[DIRECTIONS FOR THIS TASK]:
Copy out the entries exactly, from the first line to the last.

[DATASET RECORDS]:
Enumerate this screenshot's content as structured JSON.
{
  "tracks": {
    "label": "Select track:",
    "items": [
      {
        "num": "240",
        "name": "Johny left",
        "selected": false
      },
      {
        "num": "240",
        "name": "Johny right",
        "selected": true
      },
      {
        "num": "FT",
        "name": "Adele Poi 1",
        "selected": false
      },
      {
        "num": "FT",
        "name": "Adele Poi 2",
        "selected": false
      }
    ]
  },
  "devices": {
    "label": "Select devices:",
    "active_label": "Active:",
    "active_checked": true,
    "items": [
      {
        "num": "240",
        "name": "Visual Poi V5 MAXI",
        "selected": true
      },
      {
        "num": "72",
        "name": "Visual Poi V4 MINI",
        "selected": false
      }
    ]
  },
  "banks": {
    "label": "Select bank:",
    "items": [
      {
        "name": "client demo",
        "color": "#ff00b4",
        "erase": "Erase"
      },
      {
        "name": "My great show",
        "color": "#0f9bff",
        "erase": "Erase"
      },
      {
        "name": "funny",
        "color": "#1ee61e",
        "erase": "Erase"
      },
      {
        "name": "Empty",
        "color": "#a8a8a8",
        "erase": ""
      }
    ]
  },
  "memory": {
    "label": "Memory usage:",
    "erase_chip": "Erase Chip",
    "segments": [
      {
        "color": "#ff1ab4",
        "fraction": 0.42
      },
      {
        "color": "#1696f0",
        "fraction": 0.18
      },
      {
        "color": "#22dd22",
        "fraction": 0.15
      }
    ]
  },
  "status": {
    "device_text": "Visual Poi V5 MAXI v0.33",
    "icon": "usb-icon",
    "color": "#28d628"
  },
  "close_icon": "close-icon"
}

[TASK RESULT]:
Enumerate this screenshot's content as structured JSON.
{
  "tracks": {
    "label": "Select track:",
    "items": [
      {
        "num": "240",
        "name": "Johny left",
        "selected": false
      },
      {
        "num": "240",
        "name": "Johny right",
        "selected": true
      },
      {
        "num": "FT",
        "name": "Adele Poi 1",
        "selected": false
      },
      {
        "num": "FT",
        "name": "Adele Poi 2",
        "selected": false
      }
    ]
  },
  "devices": {
    "label": "Select devices:",
    "active_label": "Active:",
    "active_checked": true,
    "items": [
      {
        "num": "240",
        "name": "Visual Poi V5 MAXI",
        "selected": true
      },
      {
        "num": "72",
        "name": "Visual Poi V4 MINI",
        "selected": false
      }
    ]
  },
  "banks": {
    "label": "Select bank:",
    "items": [
      {
        "name": "client demo",
        "color": "#ff00b4",
        "erase": "Erase"
      },
      {
        "name": "My great show",
        "color": "#0f9bff",
        "erase": "Erase"
      },
      {
        "name": "funny",
        "color": "#1ee61e",
        "erase": "Erase"
      },
      {
        "name": "Empty",
        "color": "#a8a8a8",
        "erase": ""
      }
    ]
  },
  "memory": {
    "label": "Memory usage:",
    "erase_chip": "Erase Chip",
    "segments": [
      {
        "color": "#ff1ab4",
        "fraction": 0.42
      },
      {
        "color": "#1696f0",
        "fraction": 0.18
      },
      {
        "color": "#22dd22",
        "fraction": 0.15
      }
    ]
  },
  "status": {
    "device_text": "Visual Poi V5 MAXI v0.33",
    "icon": "usb-icon",
    "color": "#28d628"
  },
  "close_icon": "close-icon"
}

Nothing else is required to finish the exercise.